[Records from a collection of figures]
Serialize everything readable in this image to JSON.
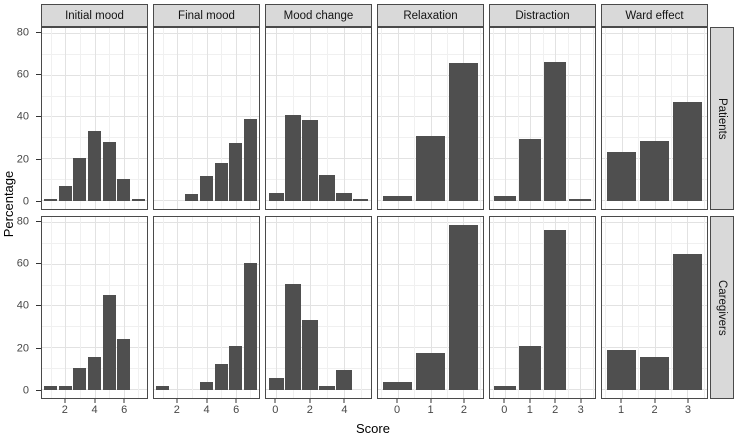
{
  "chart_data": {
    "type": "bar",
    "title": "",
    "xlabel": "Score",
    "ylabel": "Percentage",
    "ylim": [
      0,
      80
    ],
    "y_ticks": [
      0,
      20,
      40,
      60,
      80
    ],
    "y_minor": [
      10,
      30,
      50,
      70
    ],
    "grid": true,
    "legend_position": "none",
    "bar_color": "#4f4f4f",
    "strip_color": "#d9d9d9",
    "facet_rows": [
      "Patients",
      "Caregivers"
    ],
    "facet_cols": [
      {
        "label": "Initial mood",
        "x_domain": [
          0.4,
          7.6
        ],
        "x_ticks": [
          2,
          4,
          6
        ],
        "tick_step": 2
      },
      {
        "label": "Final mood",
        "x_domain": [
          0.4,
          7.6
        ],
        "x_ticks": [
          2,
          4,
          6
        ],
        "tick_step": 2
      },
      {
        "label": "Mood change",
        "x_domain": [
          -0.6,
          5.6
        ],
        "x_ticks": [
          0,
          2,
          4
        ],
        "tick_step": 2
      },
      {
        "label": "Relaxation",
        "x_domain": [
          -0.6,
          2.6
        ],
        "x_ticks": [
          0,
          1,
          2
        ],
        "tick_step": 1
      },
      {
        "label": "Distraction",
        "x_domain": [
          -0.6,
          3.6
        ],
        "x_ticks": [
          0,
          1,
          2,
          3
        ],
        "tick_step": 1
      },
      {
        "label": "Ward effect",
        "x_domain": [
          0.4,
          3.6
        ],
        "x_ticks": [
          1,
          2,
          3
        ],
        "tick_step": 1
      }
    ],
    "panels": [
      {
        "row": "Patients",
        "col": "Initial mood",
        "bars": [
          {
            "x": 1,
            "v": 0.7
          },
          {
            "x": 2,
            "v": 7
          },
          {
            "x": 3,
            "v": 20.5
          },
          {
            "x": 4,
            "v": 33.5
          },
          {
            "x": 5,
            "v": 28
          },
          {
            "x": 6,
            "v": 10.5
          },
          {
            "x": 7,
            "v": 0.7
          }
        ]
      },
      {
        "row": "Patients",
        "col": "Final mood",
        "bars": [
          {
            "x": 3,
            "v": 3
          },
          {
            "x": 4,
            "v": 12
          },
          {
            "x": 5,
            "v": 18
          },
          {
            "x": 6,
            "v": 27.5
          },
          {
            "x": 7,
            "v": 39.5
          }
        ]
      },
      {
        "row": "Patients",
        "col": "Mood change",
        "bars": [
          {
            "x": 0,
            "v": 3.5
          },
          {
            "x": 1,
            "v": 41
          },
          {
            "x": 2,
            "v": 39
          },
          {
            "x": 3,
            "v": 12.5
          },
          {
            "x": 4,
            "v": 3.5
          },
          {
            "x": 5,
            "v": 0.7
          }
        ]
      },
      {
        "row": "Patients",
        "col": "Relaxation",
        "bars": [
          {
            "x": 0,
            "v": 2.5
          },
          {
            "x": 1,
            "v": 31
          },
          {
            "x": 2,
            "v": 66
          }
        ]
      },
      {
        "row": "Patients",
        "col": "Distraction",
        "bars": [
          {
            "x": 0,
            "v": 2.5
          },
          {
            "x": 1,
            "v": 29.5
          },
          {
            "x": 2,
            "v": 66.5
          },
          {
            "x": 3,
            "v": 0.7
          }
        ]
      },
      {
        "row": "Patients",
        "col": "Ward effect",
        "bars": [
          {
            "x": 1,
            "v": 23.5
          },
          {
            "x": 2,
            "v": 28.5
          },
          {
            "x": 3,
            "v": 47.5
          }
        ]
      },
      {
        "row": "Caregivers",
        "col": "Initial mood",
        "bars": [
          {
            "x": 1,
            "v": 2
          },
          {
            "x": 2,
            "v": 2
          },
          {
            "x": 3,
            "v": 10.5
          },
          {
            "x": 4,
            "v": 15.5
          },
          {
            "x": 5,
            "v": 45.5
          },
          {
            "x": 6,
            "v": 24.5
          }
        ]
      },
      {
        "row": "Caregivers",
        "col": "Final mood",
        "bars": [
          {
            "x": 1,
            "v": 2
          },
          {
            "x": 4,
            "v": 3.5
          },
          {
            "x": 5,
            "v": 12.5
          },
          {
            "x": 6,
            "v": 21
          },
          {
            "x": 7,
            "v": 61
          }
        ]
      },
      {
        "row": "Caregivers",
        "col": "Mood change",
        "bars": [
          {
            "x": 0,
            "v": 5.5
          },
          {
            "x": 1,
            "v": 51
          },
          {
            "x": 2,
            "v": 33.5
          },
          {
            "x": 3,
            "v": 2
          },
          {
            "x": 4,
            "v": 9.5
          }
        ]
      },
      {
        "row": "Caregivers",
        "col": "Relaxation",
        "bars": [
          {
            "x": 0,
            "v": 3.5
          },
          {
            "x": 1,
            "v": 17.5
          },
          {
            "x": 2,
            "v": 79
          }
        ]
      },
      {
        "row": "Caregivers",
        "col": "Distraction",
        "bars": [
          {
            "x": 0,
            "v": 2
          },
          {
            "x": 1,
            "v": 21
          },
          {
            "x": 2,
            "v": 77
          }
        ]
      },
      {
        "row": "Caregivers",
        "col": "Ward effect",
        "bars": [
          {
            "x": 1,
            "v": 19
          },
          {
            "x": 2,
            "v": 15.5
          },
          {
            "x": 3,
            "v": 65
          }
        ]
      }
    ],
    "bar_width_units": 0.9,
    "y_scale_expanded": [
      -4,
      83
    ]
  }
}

» **What is required**
Leave out the pictures and retype every line above exactly.

» **Exercise answer**
Serialize everything readable in this image to JSON.
{
  "chart_data": {
    "type": "bar",
    "title": "",
    "xlabel": "Score",
    "ylabel": "Percentage",
    "ylim": [
      0,
      80
    ],
    "y_ticks": [
      0,
      20,
      40,
      60,
      80
    ],
    "y_minor": [
      10,
      30,
      50,
      70
    ],
    "grid": true,
    "legend_position": "none",
    "bar_color": "#4f4f4f",
    "strip_color": "#d9d9d9",
    "facet_rows": [
      "Patients",
      "Caregivers"
    ],
    "facet_cols": [
      {
        "label": "Initial mood",
        "x_domain": [
          0.4,
          7.6
        ],
        "x_ticks": [
          2,
          4,
          6
        ],
        "tick_step": 2
      },
      {
        "label": "Final mood",
        "x_domain": [
          0.4,
          7.6
        ],
        "x_ticks": [
          2,
          4,
          6
        ],
        "tick_step": 2
      },
      {
        "label": "Mood change",
        "x_domain": [
          -0.6,
          5.6
        ],
        "x_ticks": [
          0,
          2,
          4
        ],
        "tick_step": 2
      },
      {
        "label": "Relaxation",
        "x_domain": [
          -0.6,
          2.6
        ],
        "x_ticks": [
          0,
          1,
          2
        ],
        "tick_step": 1
      },
      {
        "label": "Distraction",
        "x_domain": [
          -0.6,
          3.6
        ],
        "x_ticks": [
          0,
          1,
          2,
          3
        ],
        "tick_step": 1
      },
      {
        "label": "Ward effect",
        "x_domain": [
          0.4,
          3.6
        ],
        "x_ticks": [
          1,
          2,
          3
        ],
        "tick_step": 1
      }
    ],
    "panels": [
      {
        "row": "Patients",
        "col": "Initial mood",
        "bars": [
          {
            "x": 1,
            "v": 0.7
          },
          {
            "x": 2,
            "v": 7
          },
          {
            "x": 3,
            "v": 20.5
          },
          {
            "x": 4,
            "v": 33.5
          },
          {
            "x": 5,
            "v": 28
          },
          {
            "x": 6,
            "v": 10.5
          },
          {
            "x": 7,
            "v": 0.7
          }
        ]
      },
      {
        "row": "Patients",
        "col": "Final mood",
        "bars": [
          {
            "x": 3,
            "v": 3
          },
          {
            "x": 4,
            "v": 12
          },
          {
            "x": 5,
            "v": 18
          },
          {
            "x": 6,
            "v": 27.5
          },
          {
            "x": 7,
            "v": 39.5
          }
        ]
      },
      {
        "row": "Patients",
        "col": "Mood change",
        "bars": [
          {
            "x": 0,
            "v": 3.5
          },
          {
            "x": 1,
            "v": 41
          },
          {
            "x": 2,
            "v": 39
          },
          {
            "x": 3,
            "v": 12.5
          },
          {
            "x": 4,
            "v": 3.5
          },
          {
            "x": 5,
            "v": 0.7
          }
        ]
      },
      {
        "row": "Patients",
        "col": "Relaxation",
        "bars": [
          {
            "x": 0,
            "v": 2.5
          },
          {
            "x": 1,
            "v": 31
          },
          {
            "x": 2,
            "v": 66
          }
        ]
      },
      {
        "row": "Patients",
        "col": "Distraction",
        "bars": [
          {
            "x": 0,
            "v": 2.5
          },
          {
            "x": 1,
            "v": 29.5
          },
          {
            "x": 2,
            "v": 66.5
          },
          {
            "x": 3,
            "v": 0.7
          }
        ]
      },
      {
        "row": "Patients",
        "col": "Ward effect",
        "bars": [
          {
            "x": 1,
            "v": 23.5
          },
          {
            "x": 2,
            "v": 28.5
          },
          {
            "x": 3,
            "v": 47.5
          }
        ]
      },
      {
        "row": "Caregivers",
        "col": "Initial mood",
        "bars": [
          {
            "x": 1,
            "v": 2
          },
          {
            "x": 2,
            "v": 2
          },
          {
            "x": 3,
            "v": 10.5
          },
          {
            "x": 4,
            "v": 15.5
          },
          {
            "x": 5,
            "v": 45.5
          },
          {
            "x": 6,
            "v": 24.5
          }
        ]
      },
      {
        "row": "Caregivers",
        "col": "Final mood",
        "bars": [
          {
            "x": 1,
            "v": 2
          },
          {
            "x": 4,
            "v": 3.5
          },
          {
            "x": 5,
            "v": 12.5
          },
          {
            "x": 6,
            "v": 21
          },
          {
            "x": 7,
            "v": 61
          }
        ]
      },
      {
        "row": "Caregivers",
        "col": "Mood change",
        "bars": [
          {
            "x": 0,
            "v": 5.5
          },
          {
            "x": 1,
            "v": 51
          },
          {
            "x": 2,
            "v": 33.5
          },
          {
            "x": 3,
            "v": 2
          },
          {
            "x": 4,
            "v": 9.5
          }
        ]
      },
      {
        "row": "Caregivers",
        "col": "Relaxation",
        "bars": [
          {
            "x": 0,
            "v": 3.5
          },
          {
            "x": 1,
            "v": 17.5
          },
          {
            "x": 2,
            "v": 79
          }
        ]
      },
      {
        "row": "Caregivers",
        "col": "Distraction",
        "bars": [
          {
            "x": 0,
            "v": 2
          },
          {
            "x": 1,
            "v": 21
          },
          {
            "x": 2,
            "v": 77
          }
        ]
      },
      {
        "row": "Caregivers",
        "col": "Ward effect",
        "bars": [
          {
            "x": 1,
            "v": 19
          },
          {
            "x": 2,
            "v": 15.5
          },
          {
            "x": 3,
            "v": 65
          }
        ]
      }
    ],
    "bar_width_units": 0.9,
    "y_scale_expanded": [
      -4,
      83
    ]
  }
}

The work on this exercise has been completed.